** BEGIN **
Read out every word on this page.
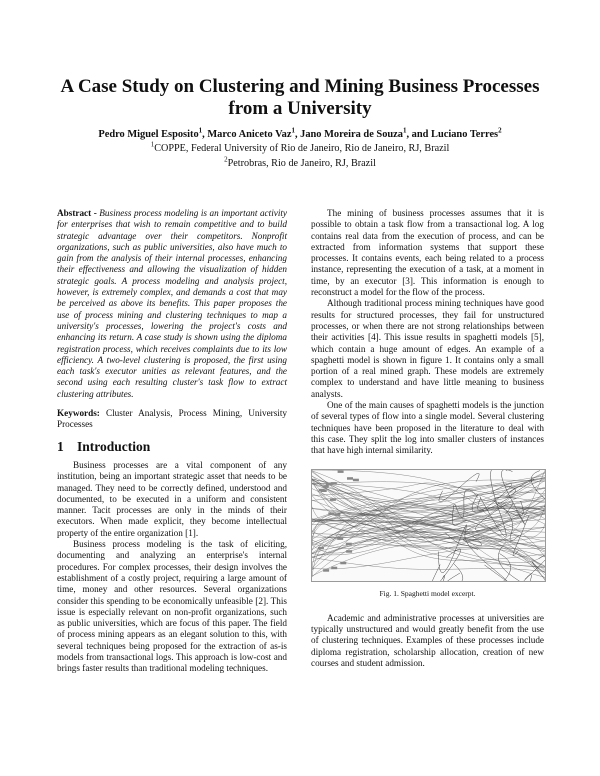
A Case Study on Clustering and Mining Business Processes from a University
Pedro Miguel Esposito$^1$, Marco Aniceto Vaz$^1$, Jano Moreira de Souza$^1$, and Luciano Terres$^2$
$^1$COPPE, Federal University of Rio de Janeiro, Rio de Janeiro, RJ, Brazil
$^2$Petrobras, Rio de Janeiro, RJ, Brazil

Abstract - Business process modeling is an important activity for enterprises that wish to remain competitive and to build strategic advantage over their competitors. Nonprofit organizations, such as public universities, also have much to gain from the analysis of their internal processes, enhancing their effectiveness and allowing the visualization of hidden strategic goals. A process modeling and analysis project, however, is extremely complex, and demands a cost that may be perceived as above its benefits. This paper proposes the use of process mining and clustering techniques to map a university's processes, lowering the project's costs and enhancing its return. A case study is shown using the diploma registration process, which receives complaints due to its low efficiency. A two-level clustering is proposed, the first using each task's executor unities as relevant features, and the second using each resulting cluster's task flow to extract clustering attributes.

Keywords: Cluster Analysis, Process Mining, University Processes

1 Introduction

Business processes are a vital component of any institution, being an important strategic asset that needs to be managed. They need to be correctly defined, understood and documented, to be executed in a uniform and consistent manner. Tacit processes are only in the minds of their executors. When made explicit, they become intellectual property of the entire organization [1].

Business process modeling is the task of eliciting, documenting and analyzing an enterprise's internal procedures. For complex processes, their design involves the establishment of a costly project, requiring a large amount of time, money and other resources. Several organizations consider this spending to be economically unfeasible [2]. This issue is especially relevant on non-profit organizations, such as public universities, which are focus of this paper. The field of process mining appears as an elegant solution to this, with several techniques being proposed for the extraction of as-is models from transactional logs. This approach is low-cost and brings faster results than traditional modeling techniques.

The mining of business processes assumes that it is possible to obtain a task flow from a transactional log. A log contains real data from the execution of process, and can be extracted from information systems that support these processes. It contains events, each being related to a process instance, representing the execution of a task, at a moment in time, by an executor [3]. This information is enough to reconstruct a model for the flow of the process.

Although traditional process mining techniques have good results for structured processes, they fail for unstructured processes, or when there are not strong relationships between their activities [4]. This issue results in spaghetti models [5], which contain a huge amount of edges. An example of a spaghetti model is shown in figure 1. It contains only a small portion of a real mined graph. These models are extremely complex to understand and have little meaning to business analysts.

One of the main causes of spaghetti models is the junction of several types of flow into a single model. Several clustering techniques have been proposed in the literature to deal with this case. They split the log into smaller clusters of instances that have high internal similarity.

Fig. 1. Spaghetti model excerpt.

Academic and administrative processes at universities are typically unstructured and would greatly benefit from the use of clustering techniques. Examples of these processes include diploma registration, scholarship allocation, creation of new courses and student admission.
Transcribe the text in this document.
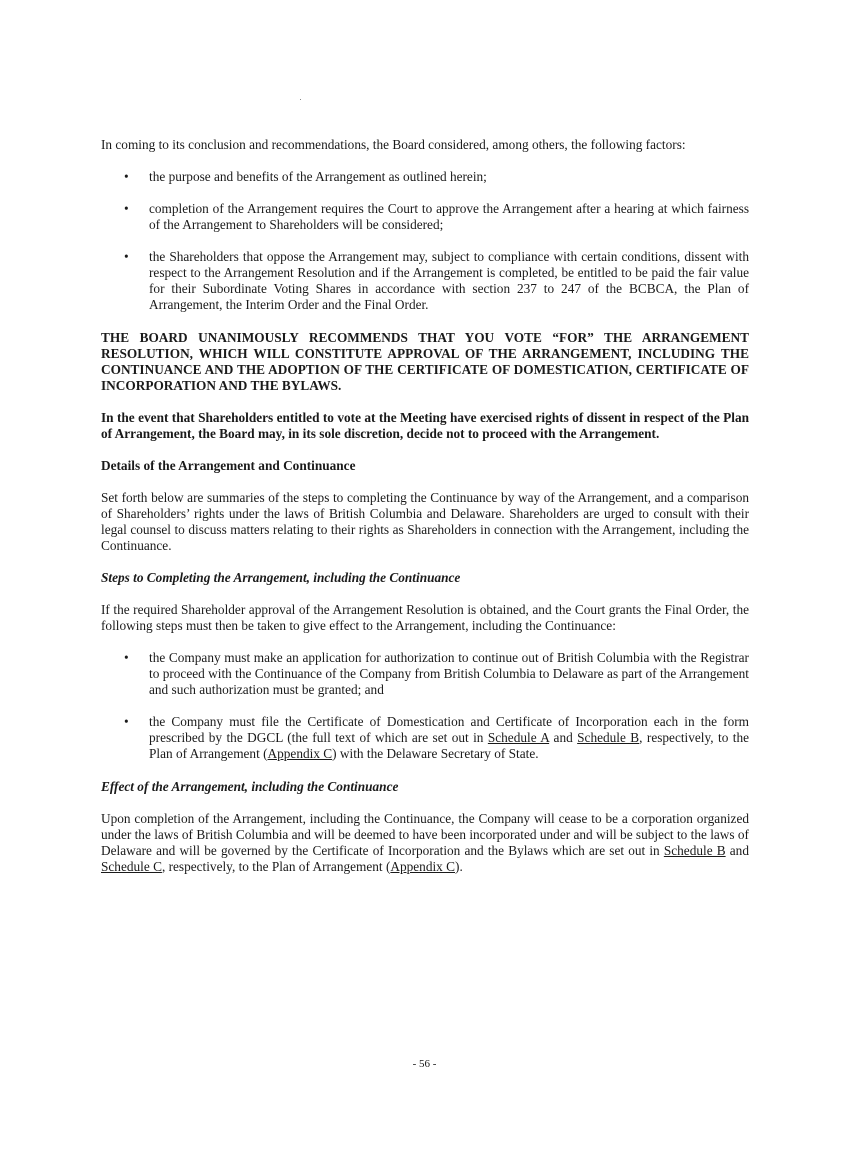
In coming to its conclusion and recommendations, the Board considered, among others, the following factors:

• the purpose and benefits of the Arrangement as outlined herein;
• completion of the Arrangement requires the Court to approve the Arrangement after a hearing at which fairness of the Arrangement to Shareholders will be considered;
• the Shareholders that oppose the Arrangement may, subject to compliance with certain conditions, dissent with respect to the Arrangement Resolution and if the Arrangement is completed, be entitled to be paid the fair value for their Subordinate Voting Shares in accordance with section 237 to 247 of the BCBCA, the Plan of Arrangement, the Interim Order and the Final Order.

THE BOARD UNANIMOUSLY RECOMMENDS THAT YOU VOTE “FOR” THE ARRANGEMENT RESOLUTION, WHICH WILL CONSTITUTE APPROVAL OF THE ARRANGEMENT, INCLUDING THE CONTINUANCE AND THE ADOPTION OF THE CERTIFICATE OF DOMESTICATION, CERTIFICATE OF INCORPORATION AND THE BYLAWS.

In the event that Shareholders entitled to vote at the Meeting have exercised rights of dissent in respect of the Plan of Arrangement, the Board may, in its sole discretion, decide not to proceed with the Arrangement.

Details of the Arrangement and Continuance

Set forth below are summaries of the steps to completing the Continuance by way of the Arrangement, and a comparison of Shareholders’ rights under the laws of British Columbia and Delaware. Shareholders are urged to consult with their legal counsel to discuss matters relating to their rights as Shareholders in connection with the Arrangement, including the Continuance.

Steps to Completing the Arrangement, including the Continuance

If the required Shareholder approval of the Arrangement Resolution is obtained, and the Court grants the Final Order, the following steps must then be taken to give effect to the Arrangement, including the Continuance:

• the Company must make an application for authorization to continue out of British Columbia with the Registrar to proceed with the Continuance of the Company from British Columbia to Delaware as part of the Arrangement and such authorization must be granted; and
• the Company must file the Certificate of Domestication and Certificate of Incorporation each in the form prescribed by the DGCL (the full text of which are set out in Schedule A and Schedule B, respectively, to the Plan of Arrangement (Appendix C) with the Delaware Secretary of State.

Effect of the Arrangement, including the Continuance

Upon completion of the Arrangement, including the Continuance, the Company will cease to be a corporation organized under the laws of British Columbia and will be deemed to have been incorporated under and will be subject to the laws of Delaware and will be governed by the Certificate of Incorporation and the Bylaws which are set out in Schedule B and Schedule C, respectively, to the Plan of Arrangement (Appendix C).

- 56 -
** END **
Pull out every line in the material above where "entitled" occurs.

Task solution
• the Shareholders that oppose the Arrangement may, subject to compliance with certain conditions, dissent with respect to the Arrangement Resolution and if the Arrangement is completed, be entitled to be paid the fair value for their Subordinate Voting Shares in accordance with section 237 to 247 of the BCBCA, the Plan of Arrangement, the Interim Order and the Final Order.
In the event that Shareholders entitled to vote at the Meeting have exercised rights of dissent in respect of the Plan of Arrangement, the Board may, in its sole discretion, decide not to proceed with the Arrangement.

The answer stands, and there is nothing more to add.